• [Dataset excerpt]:
◆ ◆ ◆ ◆

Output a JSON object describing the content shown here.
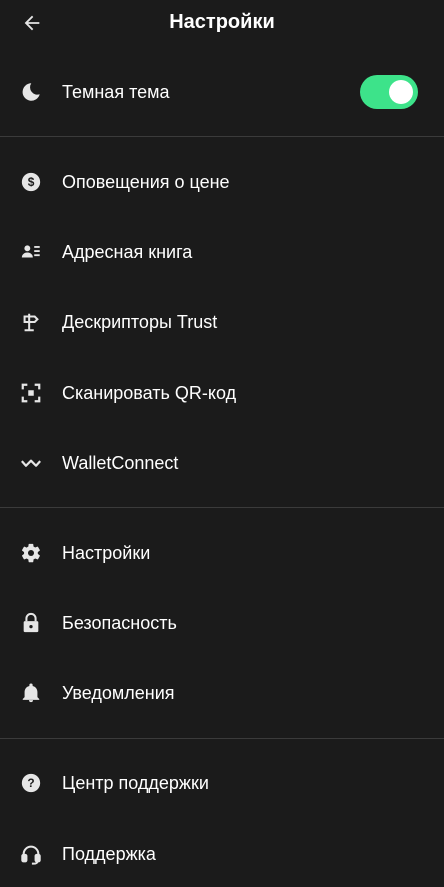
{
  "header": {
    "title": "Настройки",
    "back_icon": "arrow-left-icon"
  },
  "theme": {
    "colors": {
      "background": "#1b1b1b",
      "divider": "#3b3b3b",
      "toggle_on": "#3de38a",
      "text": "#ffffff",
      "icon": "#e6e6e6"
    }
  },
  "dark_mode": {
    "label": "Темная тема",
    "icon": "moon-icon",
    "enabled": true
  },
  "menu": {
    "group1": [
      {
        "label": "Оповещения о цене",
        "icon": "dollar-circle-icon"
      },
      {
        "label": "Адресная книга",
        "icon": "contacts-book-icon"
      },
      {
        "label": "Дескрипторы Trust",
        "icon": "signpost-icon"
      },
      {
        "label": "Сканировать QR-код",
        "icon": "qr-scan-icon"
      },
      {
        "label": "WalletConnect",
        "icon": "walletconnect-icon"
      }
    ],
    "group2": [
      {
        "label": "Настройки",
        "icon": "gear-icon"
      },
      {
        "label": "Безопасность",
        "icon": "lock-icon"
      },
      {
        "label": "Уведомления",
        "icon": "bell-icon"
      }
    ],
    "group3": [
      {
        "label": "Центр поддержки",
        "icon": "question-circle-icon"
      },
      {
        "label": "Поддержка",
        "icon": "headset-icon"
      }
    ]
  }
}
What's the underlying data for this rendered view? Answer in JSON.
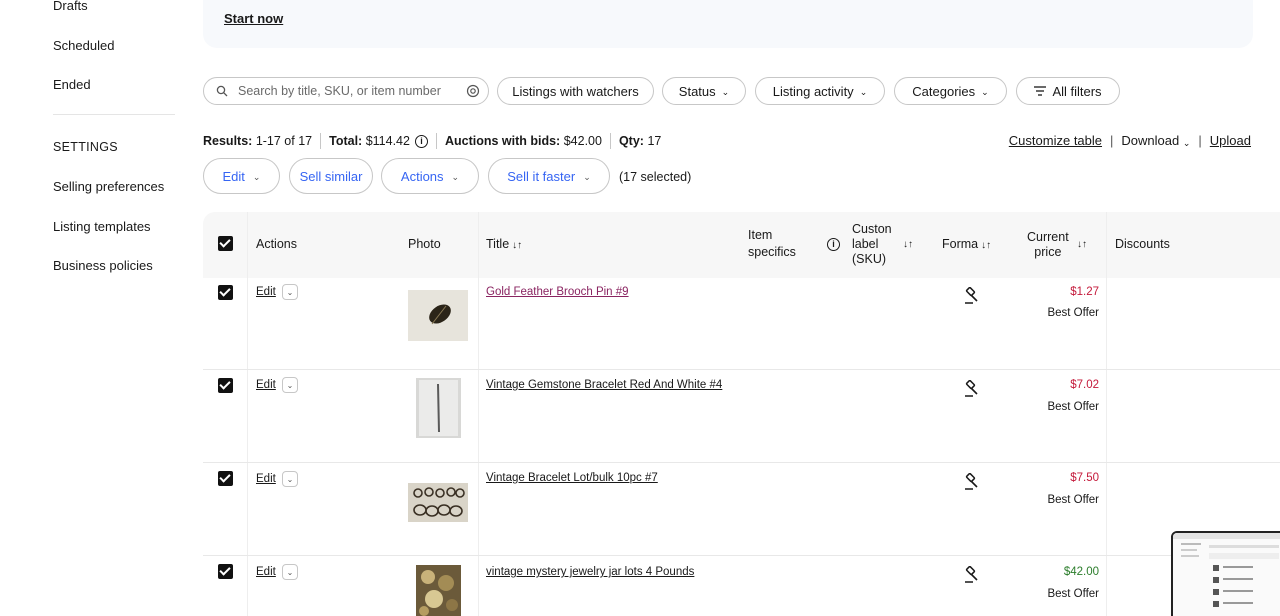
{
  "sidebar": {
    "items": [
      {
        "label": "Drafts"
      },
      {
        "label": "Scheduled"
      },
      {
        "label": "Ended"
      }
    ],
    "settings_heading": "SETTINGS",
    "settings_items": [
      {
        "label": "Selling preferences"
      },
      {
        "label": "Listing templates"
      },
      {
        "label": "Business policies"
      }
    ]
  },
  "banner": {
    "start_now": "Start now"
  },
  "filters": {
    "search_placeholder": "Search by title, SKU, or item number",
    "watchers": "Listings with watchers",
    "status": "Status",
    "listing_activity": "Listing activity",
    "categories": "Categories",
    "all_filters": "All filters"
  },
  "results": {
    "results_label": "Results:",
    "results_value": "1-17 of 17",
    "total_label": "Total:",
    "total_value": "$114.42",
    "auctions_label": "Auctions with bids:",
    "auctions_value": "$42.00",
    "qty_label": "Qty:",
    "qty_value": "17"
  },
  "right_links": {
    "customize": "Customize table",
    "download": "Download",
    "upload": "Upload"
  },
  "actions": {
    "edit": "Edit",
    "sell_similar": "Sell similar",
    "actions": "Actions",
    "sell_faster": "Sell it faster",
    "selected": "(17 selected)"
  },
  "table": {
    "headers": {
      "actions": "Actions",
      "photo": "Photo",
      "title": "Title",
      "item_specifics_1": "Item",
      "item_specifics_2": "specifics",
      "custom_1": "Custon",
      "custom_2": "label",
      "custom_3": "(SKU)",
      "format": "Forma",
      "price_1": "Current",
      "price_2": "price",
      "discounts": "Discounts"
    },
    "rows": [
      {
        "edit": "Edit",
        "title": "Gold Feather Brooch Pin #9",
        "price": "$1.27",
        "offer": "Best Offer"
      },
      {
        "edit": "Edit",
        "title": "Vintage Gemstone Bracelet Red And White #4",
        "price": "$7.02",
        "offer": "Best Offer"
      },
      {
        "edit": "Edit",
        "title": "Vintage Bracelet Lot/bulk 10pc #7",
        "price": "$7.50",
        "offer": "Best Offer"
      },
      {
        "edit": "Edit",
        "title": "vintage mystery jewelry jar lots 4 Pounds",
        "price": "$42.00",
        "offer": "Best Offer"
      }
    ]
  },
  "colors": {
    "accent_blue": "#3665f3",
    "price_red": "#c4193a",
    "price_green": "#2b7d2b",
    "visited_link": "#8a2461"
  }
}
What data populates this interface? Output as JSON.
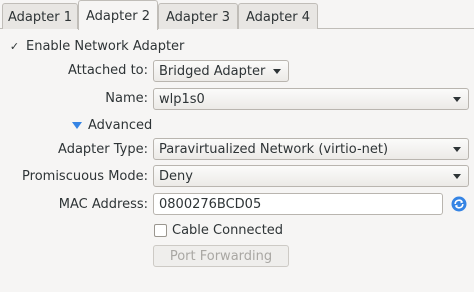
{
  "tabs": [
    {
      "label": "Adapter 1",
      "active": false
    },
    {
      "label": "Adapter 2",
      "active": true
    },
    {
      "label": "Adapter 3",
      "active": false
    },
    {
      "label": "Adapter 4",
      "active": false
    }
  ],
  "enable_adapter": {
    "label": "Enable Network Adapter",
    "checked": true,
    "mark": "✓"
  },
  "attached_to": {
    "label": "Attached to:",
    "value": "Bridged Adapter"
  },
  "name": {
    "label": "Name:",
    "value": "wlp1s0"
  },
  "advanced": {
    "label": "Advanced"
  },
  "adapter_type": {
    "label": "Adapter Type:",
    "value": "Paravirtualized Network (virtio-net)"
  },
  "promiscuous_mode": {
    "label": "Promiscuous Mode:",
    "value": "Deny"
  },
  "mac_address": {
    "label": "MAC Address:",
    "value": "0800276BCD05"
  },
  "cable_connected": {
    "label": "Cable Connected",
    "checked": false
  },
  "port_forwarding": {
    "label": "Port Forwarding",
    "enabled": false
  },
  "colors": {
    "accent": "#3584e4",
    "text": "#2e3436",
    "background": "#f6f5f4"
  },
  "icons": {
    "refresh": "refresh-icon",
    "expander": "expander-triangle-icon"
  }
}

◆ ◆ ◆ ◆

Using the records above, output their complete text exactly, minus any images.

• [The result]:
Output a JSON object describing the content shown here.
{
  "header": {
    "title": "Настройки",
    "back_icon": "arrow-left-icon"
  },
  "theme": {
    "colors": {
      "background": "#1b1b1b",
      "divider": "#3b3b3b",
      "toggle_on": "#3de38a",
      "text": "#ffffff",
      "icon": "#e6e6e6"
    }
  },
  "dark_mode": {
    "label": "Темная тема",
    "icon": "moon-icon",
    "enabled": true
  },
  "menu": {
    "group1": [
      {
        "label": "Оповещения о цене",
        "icon": "dollar-circle-icon"
      },
      {
        "label": "Адресная книга",
        "icon": "contacts-book-icon"
      },
      {
        "label": "Дескрипторы Trust",
        "icon": "signpost-icon"
      },
      {
        "label": "Сканировать QR-код",
        "icon": "qr-scan-icon"
      },
      {
        "label": "WalletConnect",
        "icon": "walletconnect-icon"
      }
    ],
    "group2": [
      {
        "label": "Настройки",
        "icon": "gear-icon"
      },
      {
        "label": "Безопасность",
        "icon": "lock-icon"
      },
      {
        "label": "Уведомления",
        "icon": "bell-icon"
      }
    ],
    "group3": [
      {
        "label": "Центр поддержки",
        "icon": "question-circle-icon"
      },
      {
        "label": "Поддержка",
        "icon": "headset-icon"
      }
    ]
  }
}
What's the underlying data for this rendered view? Answer in JSON.
{
  "sidebar": {
    "items": [
      {
        "label": "Drafts"
      },
      {
        "label": "Scheduled"
      },
      {
        "label": "Ended"
      }
    ],
    "settings_heading": "SETTINGS",
    "settings_items": [
      {
        "label": "Selling preferences"
      },
      {
        "label": "Listing templates"
      },
      {
        "label": "Business policies"
      }
    ]
  },
  "banner": {
    "start_now": "Start now"
  },
  "filters": {
    "search_placeholder": "Search by title, SKU, or item number",
    "watchers": "Listings with watchers",
    "status": "Status",
    "listing_activity": "Listing activity",
    "categories": "Categories",
    "all_filters": "All filters"
  },
  "results": {
    "results_label": "Results:",
    "results_value": "1-17 of 17",
    "total_label": "Total:",
    "total_value": "$114.42",
    "auctions_label": "Auctions with bids:",
    "auctions_value": "$42.00",
    "qty_label": "Qty:",
    "qty_value": "17"
  },
  "right_links": {
    "customize": "Customize table",
    "download": "Download",
    "upload": "Upload"
  },
  "actions": {
    "edit": "Edit",
    "sell_similar": "Sell similar",
    "actions": "Actions",
    "sell_faster": "Sell it faster",
    "selected": "(17 selected)"
  },
  "table": {
    "headers": {
      "actions": "Actions",
      "photo": "Photo",
      "title": "Title",
      "item_specifics_1": "Item",
      "item_specifics_2": "specifics",
      "custom_1": "Custon",
      "custom_2": "label",
      "custom_3": "(SKU)",
      "format": "Forma",
      "price_1": "Current",
      "price_2": "price",
      "discounts": "Discounts"
    },
    "rows": [
      {
        "edit": "Edit",
        "title": "Gold Feather Brooch Pin #9",
        "price": "$1.27",
        "offer": "Best Offer"
      },
      {
        "edit": "Edit",
        "title": "Vintage Gemstone Bracelet Red And White #4",
        "price": "$7.02",
        "offer": "Best Offer"
      },
      {
        "edit": "Edit",
        "title": "Vintage Bracelet Lot/bulk 10pc #7",
        "price": "$7.50",
        "offer": "Best Offer"
      },
      {
        "edit": "Edit",
        "title": "vintage mystery jewelry jar lots 4 Pounds",
        "price": "$42.00",
        "offer": "Best Offer"
      }
    ]
  },
  "colors": {
    "accent_blue": "#3665f3",
    "price_red": "#c4193a",
    "price_green": "#2b7d2b",
    "visited_link": "#8a2461"
  }
}
What data populates this interface? Output as JSON.
{
  "tabs": [
    {
      "label": "Adapter 1",
      "active": false
    },
    {
      "label": "Adapter 2",
      "active": true
    },
    {
      "label": "Adapter 3",
      "active": false
    },
    {
      "label": "Adapter 4",
      "active": false
    }
  ],
  "enable_adapter": {
    "label": "Enable Network Adapter",
    "checked": true,
    "mark": "✓"
  },
  "attached_to": {
    "label": "Attached to:",
    "value": "Bridged Adapter"
  },
  "name": {
    "label": "Name:",
    "value": "wlp1s0"
  },
  "advanced": {
    "label": "Advanced"
  },
  "adapter_type": {
    "label": "Adapter Type:",
    "value": "Paravirtualized Network (virtio-net)"
  },
  "promiscuous_mode": {
    "label": "Promiscuous Mode:",
    "value": "Deny"
  },
  "mac_address": {
    "label": "MAC Address:",
    "value": "0800276BCD05"
  },
  "cable_connected": {
    "label": "Cable Connected",
    "checked": false
  },
  "port_forwarding": {
    "label": "Port Forwarding",
    "enabled": false
  },
  "colors": {
    "accent": "#3584e4",
    "text": "#2e3436",
    "background": "#f6f5f4"
  },
  "icons": {
    "refresh": "refresh-icon",
    "expander": "expander-triangle-icon"
  }
}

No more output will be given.